From the entries below, copy every line holding the word "representation".

» **Records excerpted from a collection**

= = =

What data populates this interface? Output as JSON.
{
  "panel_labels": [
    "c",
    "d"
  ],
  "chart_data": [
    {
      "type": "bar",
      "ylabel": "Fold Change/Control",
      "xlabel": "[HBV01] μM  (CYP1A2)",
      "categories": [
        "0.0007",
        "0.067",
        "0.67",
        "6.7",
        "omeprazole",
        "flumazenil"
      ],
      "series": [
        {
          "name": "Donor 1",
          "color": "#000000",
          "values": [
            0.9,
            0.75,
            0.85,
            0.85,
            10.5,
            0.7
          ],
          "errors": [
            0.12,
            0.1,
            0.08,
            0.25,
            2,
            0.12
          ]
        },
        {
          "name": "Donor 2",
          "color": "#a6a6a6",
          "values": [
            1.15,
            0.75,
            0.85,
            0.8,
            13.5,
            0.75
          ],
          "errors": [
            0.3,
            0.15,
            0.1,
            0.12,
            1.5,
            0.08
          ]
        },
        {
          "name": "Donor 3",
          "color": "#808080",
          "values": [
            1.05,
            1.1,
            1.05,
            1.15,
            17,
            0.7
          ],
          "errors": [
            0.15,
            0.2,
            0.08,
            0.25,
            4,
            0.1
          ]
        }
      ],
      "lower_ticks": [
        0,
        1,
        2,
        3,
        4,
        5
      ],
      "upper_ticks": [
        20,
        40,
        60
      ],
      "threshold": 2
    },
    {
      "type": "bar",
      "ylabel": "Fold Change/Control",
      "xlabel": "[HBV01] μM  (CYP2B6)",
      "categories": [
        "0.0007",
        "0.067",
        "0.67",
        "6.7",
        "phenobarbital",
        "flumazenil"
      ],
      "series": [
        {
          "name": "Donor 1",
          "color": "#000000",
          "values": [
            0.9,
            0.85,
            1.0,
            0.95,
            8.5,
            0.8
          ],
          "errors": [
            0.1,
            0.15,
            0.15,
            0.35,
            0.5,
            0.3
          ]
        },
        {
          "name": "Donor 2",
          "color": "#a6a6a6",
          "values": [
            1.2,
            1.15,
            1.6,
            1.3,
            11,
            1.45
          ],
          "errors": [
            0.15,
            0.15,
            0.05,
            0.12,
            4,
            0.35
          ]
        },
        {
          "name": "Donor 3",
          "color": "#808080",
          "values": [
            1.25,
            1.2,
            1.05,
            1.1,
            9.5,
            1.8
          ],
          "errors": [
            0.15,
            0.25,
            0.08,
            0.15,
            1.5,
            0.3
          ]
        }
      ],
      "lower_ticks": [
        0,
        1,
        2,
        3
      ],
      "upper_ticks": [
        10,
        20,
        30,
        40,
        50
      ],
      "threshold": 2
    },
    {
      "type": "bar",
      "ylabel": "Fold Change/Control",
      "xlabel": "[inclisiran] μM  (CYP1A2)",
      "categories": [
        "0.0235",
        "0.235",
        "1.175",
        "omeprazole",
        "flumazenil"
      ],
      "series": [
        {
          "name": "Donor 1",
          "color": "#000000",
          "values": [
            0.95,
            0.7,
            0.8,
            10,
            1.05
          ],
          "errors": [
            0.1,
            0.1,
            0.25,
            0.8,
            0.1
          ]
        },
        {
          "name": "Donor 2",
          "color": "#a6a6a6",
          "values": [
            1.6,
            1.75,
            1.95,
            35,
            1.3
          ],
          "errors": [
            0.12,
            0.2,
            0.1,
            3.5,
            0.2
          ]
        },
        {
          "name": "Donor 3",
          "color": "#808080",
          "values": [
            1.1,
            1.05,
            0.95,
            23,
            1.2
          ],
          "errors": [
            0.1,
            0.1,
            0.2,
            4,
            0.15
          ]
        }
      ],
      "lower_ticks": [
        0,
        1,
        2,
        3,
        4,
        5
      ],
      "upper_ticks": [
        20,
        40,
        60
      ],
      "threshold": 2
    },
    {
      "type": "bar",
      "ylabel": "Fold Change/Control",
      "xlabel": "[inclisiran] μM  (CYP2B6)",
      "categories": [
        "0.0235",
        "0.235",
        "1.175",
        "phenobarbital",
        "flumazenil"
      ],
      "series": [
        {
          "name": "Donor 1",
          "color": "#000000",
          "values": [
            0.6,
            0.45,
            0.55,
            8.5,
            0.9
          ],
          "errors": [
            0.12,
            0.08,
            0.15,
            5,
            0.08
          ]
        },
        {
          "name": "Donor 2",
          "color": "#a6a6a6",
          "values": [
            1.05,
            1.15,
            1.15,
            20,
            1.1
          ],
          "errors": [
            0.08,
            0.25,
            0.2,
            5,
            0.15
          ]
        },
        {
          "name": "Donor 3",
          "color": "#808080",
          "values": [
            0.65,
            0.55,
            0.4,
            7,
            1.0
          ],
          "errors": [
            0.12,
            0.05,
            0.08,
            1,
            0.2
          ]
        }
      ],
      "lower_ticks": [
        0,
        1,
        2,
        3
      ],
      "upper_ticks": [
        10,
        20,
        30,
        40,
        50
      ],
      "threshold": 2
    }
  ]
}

= = =

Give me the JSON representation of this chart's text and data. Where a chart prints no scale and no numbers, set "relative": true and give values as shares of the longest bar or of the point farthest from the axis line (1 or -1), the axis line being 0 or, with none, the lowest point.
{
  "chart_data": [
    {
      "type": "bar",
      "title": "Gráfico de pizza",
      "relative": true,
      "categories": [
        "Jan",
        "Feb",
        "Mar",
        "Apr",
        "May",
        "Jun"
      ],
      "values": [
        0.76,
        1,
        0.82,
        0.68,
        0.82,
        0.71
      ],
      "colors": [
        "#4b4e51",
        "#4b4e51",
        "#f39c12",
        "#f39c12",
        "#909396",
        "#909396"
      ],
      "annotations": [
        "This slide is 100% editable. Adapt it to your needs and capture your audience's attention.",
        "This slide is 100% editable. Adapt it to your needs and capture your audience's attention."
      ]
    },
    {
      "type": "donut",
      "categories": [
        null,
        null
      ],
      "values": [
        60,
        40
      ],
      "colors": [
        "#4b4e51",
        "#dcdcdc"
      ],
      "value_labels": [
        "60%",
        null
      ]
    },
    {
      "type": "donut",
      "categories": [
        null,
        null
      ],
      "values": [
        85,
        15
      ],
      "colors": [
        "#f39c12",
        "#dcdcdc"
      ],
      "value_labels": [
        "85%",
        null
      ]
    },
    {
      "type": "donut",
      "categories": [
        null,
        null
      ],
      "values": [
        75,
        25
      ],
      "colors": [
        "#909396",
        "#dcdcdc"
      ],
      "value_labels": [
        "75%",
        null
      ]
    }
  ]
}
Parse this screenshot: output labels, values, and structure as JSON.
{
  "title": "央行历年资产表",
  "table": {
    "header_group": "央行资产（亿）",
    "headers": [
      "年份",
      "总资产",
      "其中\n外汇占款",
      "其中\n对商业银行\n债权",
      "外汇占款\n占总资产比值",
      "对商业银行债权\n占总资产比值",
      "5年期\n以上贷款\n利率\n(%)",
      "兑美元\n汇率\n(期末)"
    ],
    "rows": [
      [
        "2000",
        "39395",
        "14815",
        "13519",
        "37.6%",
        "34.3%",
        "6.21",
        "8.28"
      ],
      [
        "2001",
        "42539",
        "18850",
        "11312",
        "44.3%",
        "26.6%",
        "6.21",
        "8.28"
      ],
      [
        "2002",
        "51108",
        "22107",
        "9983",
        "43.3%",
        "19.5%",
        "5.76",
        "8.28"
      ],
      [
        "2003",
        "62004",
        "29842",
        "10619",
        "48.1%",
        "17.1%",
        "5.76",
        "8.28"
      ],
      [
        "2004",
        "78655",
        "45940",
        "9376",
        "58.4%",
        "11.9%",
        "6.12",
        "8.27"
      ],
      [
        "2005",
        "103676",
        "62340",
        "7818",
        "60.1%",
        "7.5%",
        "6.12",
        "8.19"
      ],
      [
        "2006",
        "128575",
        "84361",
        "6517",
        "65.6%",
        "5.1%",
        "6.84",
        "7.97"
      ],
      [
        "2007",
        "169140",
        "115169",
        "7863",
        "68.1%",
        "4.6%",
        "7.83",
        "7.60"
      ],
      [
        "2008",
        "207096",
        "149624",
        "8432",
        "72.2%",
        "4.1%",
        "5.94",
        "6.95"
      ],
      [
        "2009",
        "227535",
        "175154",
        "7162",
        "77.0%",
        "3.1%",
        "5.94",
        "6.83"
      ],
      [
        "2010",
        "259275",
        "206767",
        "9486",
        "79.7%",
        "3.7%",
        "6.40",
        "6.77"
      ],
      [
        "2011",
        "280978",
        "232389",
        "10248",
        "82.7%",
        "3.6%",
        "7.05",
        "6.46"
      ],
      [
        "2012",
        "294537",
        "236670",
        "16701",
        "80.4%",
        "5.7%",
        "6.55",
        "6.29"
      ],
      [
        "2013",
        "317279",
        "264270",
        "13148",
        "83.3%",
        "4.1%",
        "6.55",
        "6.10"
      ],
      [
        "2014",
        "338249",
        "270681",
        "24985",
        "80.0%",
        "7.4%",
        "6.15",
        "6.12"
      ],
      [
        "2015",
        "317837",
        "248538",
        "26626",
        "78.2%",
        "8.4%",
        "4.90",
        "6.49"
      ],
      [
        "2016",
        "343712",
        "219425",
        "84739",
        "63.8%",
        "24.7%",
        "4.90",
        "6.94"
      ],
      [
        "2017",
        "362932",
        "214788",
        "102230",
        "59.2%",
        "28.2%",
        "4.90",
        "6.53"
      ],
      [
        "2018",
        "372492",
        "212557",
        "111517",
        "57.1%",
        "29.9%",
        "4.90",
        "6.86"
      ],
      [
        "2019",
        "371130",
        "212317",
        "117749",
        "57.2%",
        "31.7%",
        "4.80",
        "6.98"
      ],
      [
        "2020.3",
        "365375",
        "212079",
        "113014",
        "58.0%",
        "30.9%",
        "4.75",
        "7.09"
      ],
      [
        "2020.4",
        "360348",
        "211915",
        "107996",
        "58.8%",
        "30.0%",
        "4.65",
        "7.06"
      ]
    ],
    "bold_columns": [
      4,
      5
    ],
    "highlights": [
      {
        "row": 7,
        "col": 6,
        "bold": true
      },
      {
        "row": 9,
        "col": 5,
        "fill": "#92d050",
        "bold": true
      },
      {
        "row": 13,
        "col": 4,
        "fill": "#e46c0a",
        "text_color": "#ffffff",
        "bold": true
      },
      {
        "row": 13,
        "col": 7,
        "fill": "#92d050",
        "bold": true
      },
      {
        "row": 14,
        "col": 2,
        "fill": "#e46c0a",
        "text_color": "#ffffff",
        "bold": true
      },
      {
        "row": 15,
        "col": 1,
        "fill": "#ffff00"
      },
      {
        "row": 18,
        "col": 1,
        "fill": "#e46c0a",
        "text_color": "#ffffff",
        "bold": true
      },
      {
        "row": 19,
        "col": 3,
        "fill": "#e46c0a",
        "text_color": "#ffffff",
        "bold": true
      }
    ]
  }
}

= = =

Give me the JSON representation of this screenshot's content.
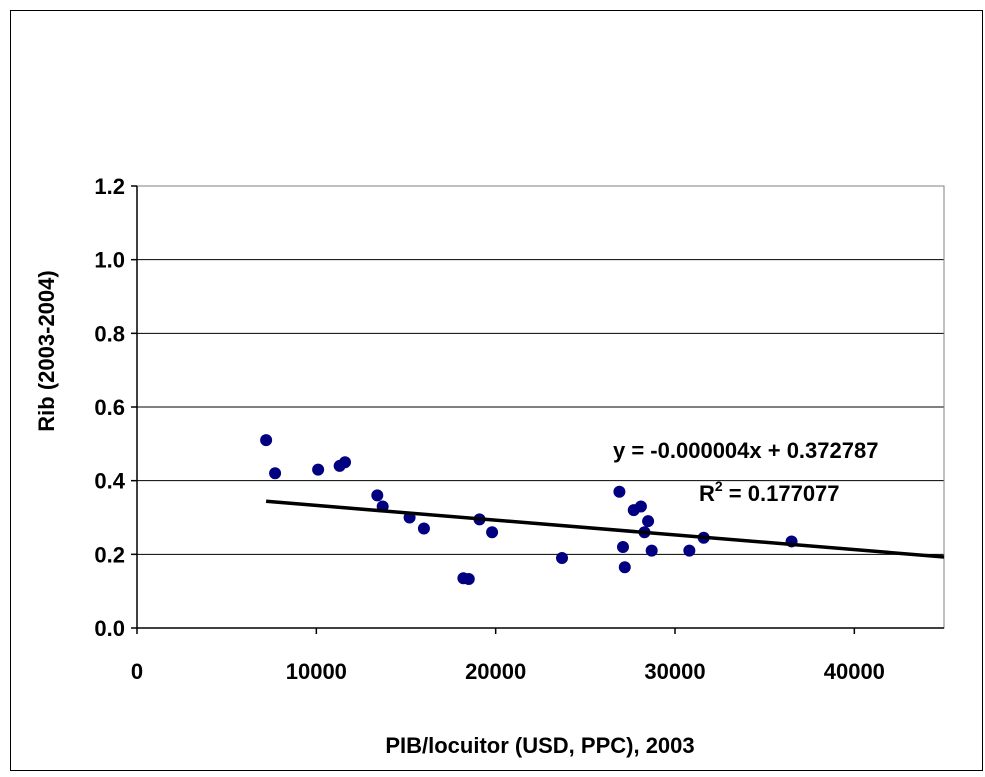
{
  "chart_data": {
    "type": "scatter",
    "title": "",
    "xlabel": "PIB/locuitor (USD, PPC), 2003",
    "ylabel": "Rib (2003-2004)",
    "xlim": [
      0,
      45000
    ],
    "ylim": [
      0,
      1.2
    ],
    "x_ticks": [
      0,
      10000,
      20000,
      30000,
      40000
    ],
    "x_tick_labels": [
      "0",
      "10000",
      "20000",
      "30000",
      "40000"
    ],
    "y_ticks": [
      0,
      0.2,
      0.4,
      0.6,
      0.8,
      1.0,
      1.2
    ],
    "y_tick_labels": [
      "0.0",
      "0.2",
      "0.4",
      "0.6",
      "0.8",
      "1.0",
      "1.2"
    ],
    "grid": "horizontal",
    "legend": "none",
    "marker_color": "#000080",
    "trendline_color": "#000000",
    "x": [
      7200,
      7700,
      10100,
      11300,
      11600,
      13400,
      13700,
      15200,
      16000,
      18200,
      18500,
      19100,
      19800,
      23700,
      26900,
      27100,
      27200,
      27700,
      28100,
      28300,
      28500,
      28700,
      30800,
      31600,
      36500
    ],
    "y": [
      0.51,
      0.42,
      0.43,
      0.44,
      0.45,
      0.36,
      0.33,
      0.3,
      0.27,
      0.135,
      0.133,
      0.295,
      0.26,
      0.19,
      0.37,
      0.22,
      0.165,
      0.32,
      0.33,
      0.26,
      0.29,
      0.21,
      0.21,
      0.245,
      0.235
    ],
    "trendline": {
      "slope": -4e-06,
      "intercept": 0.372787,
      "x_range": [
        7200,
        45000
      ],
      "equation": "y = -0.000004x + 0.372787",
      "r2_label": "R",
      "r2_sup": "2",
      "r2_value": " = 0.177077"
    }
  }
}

= = =

» **Result of this exercise**
Give me the JSON representation of this chart's text and data. Where a chart prints no scale and no numbers, set "relative": true and give values as shares of the longest bar or of the point farthest from the axis line (1 or -1), the axis line being 0 or, with none, the lowest point.
Give me the JSON representation of this screenshot's content.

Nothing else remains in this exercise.